§ **EXERCISE OBJECTIVE**
Every line that holds "Waist" should be shown.
------------------------------------------------------------------------
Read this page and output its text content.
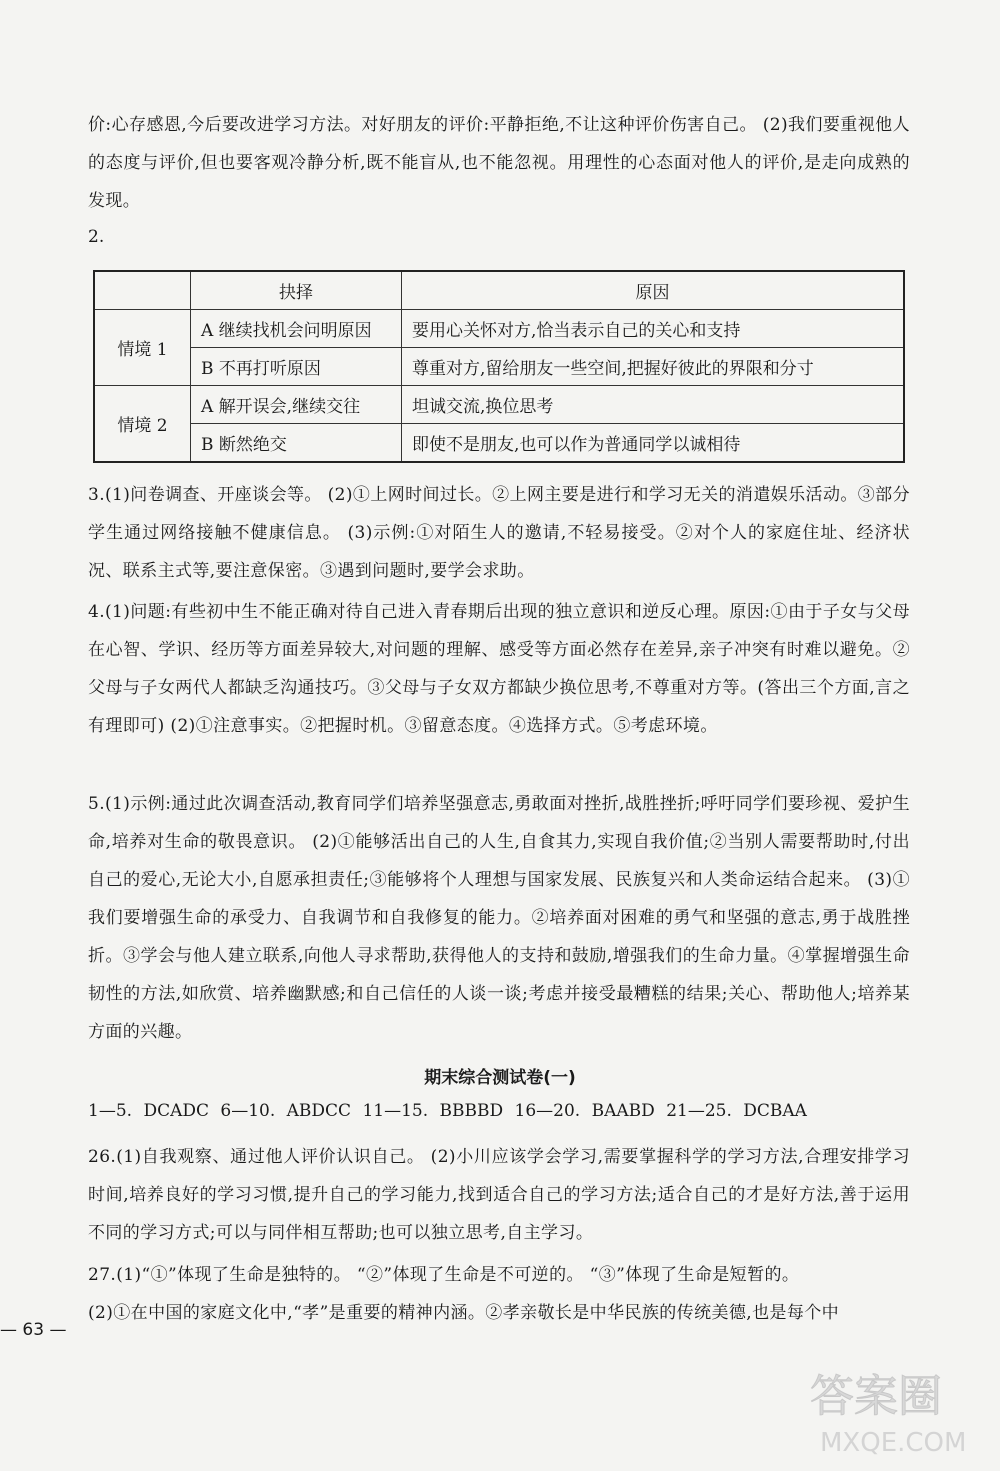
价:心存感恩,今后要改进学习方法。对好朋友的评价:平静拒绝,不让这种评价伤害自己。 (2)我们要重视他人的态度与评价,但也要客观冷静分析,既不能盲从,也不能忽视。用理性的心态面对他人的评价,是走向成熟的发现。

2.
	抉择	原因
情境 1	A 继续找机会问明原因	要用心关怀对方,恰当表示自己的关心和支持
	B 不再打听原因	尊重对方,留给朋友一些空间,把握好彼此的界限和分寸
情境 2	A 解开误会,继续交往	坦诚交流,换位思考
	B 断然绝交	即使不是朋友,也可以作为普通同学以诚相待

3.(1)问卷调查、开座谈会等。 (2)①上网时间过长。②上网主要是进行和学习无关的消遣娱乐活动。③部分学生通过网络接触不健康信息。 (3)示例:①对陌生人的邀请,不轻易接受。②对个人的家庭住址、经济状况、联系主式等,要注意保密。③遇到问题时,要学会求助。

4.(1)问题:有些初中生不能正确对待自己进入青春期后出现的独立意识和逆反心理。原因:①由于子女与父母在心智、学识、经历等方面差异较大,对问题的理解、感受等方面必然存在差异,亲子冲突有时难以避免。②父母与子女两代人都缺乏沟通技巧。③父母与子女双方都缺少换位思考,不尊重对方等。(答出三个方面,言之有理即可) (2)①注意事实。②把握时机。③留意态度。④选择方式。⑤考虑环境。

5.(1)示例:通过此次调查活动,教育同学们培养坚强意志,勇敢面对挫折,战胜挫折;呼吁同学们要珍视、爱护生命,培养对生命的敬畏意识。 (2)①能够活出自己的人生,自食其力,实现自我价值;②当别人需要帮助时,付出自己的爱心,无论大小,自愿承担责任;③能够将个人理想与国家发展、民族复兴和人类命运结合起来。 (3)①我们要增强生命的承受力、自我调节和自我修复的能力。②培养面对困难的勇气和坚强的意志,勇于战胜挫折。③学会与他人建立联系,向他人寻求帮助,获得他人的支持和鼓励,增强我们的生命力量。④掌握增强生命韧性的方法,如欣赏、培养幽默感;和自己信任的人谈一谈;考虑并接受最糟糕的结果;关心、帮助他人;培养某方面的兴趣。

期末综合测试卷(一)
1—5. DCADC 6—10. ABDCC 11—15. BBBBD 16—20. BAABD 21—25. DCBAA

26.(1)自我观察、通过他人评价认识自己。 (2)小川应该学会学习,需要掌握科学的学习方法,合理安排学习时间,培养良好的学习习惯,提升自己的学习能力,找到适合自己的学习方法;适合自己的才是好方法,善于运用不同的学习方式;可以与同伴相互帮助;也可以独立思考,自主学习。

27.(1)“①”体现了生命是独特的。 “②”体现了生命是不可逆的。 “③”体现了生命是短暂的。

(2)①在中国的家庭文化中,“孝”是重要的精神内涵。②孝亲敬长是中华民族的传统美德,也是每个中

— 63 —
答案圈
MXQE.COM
------------------------------------------------------------------------
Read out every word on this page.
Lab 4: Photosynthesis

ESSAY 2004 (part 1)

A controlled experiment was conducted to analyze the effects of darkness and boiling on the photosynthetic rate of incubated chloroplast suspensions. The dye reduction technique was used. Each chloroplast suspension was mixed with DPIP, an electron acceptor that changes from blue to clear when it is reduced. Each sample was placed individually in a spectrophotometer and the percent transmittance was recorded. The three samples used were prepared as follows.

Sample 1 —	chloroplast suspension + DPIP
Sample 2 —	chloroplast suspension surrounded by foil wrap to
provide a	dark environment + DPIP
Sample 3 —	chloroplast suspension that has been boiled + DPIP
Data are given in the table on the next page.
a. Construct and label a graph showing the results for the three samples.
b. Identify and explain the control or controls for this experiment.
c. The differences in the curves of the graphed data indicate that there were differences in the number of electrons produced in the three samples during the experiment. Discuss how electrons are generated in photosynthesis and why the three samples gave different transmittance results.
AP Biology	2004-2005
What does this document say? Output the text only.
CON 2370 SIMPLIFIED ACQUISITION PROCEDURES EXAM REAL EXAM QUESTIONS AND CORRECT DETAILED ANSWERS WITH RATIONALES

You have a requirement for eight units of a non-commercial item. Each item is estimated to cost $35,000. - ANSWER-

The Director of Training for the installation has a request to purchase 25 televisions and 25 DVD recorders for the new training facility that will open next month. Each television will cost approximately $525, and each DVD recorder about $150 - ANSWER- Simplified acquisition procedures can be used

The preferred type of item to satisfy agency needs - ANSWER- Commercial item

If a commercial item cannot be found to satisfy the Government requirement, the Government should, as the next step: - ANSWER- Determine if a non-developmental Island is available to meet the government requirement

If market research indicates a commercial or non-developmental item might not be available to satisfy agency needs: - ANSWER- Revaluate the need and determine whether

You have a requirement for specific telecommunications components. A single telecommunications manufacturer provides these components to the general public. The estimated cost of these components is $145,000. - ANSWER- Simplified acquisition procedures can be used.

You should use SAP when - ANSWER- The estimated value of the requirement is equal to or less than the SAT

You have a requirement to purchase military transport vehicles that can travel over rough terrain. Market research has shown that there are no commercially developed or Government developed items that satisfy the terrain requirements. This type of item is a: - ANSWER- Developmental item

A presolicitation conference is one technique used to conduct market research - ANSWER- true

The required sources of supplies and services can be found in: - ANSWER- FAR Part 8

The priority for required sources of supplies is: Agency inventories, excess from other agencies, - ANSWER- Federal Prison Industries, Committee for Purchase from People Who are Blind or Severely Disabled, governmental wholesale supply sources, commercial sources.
------------------------------------------------------------------------
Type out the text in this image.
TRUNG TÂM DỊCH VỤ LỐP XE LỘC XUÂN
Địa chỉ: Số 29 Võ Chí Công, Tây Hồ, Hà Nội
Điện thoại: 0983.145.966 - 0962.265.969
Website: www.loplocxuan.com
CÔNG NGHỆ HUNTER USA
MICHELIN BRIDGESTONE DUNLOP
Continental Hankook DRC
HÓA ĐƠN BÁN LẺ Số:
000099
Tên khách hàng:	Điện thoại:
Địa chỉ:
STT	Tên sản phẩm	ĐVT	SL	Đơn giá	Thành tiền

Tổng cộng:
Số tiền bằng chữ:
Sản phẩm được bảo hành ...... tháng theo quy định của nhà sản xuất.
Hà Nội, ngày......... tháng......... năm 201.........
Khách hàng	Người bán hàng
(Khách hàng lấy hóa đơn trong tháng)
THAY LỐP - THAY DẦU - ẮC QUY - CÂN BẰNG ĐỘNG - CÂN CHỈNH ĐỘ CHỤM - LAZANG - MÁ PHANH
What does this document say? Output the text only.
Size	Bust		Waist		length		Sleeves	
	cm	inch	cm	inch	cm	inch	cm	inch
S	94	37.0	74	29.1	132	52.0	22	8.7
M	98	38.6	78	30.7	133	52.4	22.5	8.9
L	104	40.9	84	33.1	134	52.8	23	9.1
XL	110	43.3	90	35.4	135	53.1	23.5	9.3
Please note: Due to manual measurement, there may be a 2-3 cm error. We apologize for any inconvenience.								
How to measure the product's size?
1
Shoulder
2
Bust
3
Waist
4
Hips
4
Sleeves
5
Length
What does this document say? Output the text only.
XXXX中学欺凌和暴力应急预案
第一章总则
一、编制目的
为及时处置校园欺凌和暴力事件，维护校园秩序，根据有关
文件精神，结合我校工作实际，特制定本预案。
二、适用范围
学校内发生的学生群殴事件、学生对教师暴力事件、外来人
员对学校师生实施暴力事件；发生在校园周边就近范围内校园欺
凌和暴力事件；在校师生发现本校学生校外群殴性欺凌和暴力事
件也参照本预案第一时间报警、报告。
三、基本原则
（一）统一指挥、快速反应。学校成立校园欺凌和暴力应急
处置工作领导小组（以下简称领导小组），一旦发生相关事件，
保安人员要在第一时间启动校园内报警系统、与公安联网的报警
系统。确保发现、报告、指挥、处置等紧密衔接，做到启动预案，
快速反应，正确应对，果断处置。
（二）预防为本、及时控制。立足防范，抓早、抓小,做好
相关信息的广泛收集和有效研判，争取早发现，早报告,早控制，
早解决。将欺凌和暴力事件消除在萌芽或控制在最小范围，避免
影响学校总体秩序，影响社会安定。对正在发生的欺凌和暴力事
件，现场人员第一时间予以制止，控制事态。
------------------------------------------------------------------------
§ **FULL OUTPUT**
Size	Bust		Waist		length		Sleeves	
Waist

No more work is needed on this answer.